### EXERCISE BRIEF
Track down the lines that contain "always" and copy them.

[Some records]
⁂

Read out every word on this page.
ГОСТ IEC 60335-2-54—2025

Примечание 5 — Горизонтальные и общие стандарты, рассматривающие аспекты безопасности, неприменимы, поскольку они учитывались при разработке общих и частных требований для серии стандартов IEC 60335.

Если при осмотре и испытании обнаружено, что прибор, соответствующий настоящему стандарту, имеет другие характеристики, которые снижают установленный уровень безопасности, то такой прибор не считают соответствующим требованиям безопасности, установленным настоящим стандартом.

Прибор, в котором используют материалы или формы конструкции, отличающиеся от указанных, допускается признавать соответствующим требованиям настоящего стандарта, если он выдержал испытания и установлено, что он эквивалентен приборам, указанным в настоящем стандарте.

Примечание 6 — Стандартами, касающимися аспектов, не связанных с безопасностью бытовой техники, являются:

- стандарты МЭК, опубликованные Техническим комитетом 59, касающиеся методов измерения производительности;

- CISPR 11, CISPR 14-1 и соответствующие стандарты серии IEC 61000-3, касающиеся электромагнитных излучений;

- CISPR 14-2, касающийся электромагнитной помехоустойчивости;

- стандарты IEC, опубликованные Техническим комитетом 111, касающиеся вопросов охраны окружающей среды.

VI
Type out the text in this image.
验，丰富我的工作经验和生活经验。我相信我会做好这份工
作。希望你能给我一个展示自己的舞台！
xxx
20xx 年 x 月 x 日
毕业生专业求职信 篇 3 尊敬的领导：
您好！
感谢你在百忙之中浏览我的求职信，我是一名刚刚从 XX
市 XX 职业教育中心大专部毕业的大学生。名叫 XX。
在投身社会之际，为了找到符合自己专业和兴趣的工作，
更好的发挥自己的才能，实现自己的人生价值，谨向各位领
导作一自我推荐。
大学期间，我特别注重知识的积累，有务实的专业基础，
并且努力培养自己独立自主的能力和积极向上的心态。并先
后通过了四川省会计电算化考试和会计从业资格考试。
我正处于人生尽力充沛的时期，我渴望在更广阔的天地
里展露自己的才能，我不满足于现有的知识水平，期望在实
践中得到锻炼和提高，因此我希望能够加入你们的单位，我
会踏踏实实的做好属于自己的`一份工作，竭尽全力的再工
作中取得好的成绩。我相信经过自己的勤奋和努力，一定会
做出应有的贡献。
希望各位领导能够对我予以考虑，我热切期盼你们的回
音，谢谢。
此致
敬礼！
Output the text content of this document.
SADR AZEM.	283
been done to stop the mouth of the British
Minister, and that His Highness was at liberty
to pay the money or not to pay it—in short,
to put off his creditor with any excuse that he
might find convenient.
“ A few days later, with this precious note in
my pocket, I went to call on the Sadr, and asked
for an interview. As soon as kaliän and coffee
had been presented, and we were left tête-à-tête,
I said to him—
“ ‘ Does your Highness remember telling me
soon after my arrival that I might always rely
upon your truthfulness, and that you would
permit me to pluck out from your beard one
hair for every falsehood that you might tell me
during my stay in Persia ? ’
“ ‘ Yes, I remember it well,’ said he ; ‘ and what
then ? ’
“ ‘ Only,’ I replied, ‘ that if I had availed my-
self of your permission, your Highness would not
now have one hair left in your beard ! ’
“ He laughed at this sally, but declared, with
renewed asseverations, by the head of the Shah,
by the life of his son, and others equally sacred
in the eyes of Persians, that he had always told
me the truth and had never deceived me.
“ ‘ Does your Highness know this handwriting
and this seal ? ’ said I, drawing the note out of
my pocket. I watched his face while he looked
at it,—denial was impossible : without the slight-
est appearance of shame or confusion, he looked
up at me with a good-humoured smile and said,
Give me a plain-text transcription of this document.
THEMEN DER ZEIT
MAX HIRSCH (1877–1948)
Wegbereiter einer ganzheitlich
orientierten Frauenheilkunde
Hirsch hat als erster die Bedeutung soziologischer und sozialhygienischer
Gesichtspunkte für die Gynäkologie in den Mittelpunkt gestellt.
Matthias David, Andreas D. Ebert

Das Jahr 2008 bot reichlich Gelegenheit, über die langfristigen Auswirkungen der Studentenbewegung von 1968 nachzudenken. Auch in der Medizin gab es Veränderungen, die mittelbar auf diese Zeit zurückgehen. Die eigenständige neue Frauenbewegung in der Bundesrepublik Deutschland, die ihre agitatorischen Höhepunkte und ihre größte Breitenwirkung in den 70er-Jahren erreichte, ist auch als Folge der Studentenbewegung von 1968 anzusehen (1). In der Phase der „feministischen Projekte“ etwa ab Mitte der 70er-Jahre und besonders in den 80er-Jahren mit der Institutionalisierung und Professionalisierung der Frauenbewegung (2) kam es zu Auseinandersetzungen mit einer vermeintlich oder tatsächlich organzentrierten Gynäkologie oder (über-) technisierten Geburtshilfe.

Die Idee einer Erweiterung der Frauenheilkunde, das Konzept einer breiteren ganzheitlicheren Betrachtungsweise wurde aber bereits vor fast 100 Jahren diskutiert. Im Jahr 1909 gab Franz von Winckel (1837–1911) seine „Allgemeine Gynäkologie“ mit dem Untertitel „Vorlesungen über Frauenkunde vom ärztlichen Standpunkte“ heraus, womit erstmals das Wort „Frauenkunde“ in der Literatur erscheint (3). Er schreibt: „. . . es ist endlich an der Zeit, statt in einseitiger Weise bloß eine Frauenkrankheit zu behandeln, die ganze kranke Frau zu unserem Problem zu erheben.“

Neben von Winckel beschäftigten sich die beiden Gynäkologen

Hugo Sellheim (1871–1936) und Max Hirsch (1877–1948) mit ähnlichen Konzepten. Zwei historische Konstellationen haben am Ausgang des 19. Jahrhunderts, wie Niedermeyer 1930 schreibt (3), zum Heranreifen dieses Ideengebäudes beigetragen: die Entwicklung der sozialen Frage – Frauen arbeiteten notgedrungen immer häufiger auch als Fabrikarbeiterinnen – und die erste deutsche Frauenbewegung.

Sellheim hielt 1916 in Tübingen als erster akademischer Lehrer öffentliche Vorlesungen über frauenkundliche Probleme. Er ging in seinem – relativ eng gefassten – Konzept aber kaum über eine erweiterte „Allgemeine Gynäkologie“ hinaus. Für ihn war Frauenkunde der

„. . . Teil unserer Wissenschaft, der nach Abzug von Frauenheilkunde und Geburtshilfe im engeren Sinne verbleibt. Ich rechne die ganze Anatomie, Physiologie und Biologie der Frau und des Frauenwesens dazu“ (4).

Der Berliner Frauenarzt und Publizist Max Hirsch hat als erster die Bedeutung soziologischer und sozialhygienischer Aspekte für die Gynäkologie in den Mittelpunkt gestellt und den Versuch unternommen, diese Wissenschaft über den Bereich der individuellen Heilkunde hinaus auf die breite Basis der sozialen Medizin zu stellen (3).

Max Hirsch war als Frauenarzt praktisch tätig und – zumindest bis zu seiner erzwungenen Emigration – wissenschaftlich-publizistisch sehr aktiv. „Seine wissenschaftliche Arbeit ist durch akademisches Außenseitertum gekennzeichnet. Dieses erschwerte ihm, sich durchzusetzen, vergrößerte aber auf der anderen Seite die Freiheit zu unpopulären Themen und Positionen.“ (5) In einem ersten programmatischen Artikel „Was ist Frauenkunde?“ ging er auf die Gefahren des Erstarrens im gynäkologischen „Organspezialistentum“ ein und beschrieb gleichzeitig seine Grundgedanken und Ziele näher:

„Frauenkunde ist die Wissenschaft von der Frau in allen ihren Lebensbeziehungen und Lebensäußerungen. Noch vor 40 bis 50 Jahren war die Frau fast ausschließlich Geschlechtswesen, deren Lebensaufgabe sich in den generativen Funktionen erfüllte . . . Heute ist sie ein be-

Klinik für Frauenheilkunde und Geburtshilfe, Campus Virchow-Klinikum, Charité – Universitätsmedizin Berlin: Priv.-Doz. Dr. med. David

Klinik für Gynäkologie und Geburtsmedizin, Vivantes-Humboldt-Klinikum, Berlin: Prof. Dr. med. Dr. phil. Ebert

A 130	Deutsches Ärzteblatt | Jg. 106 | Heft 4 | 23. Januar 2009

⁂

### ANSWER TO THIS PROBLEM
soon after my arrival that I might always rely
in the eyes of Persians, that he had always told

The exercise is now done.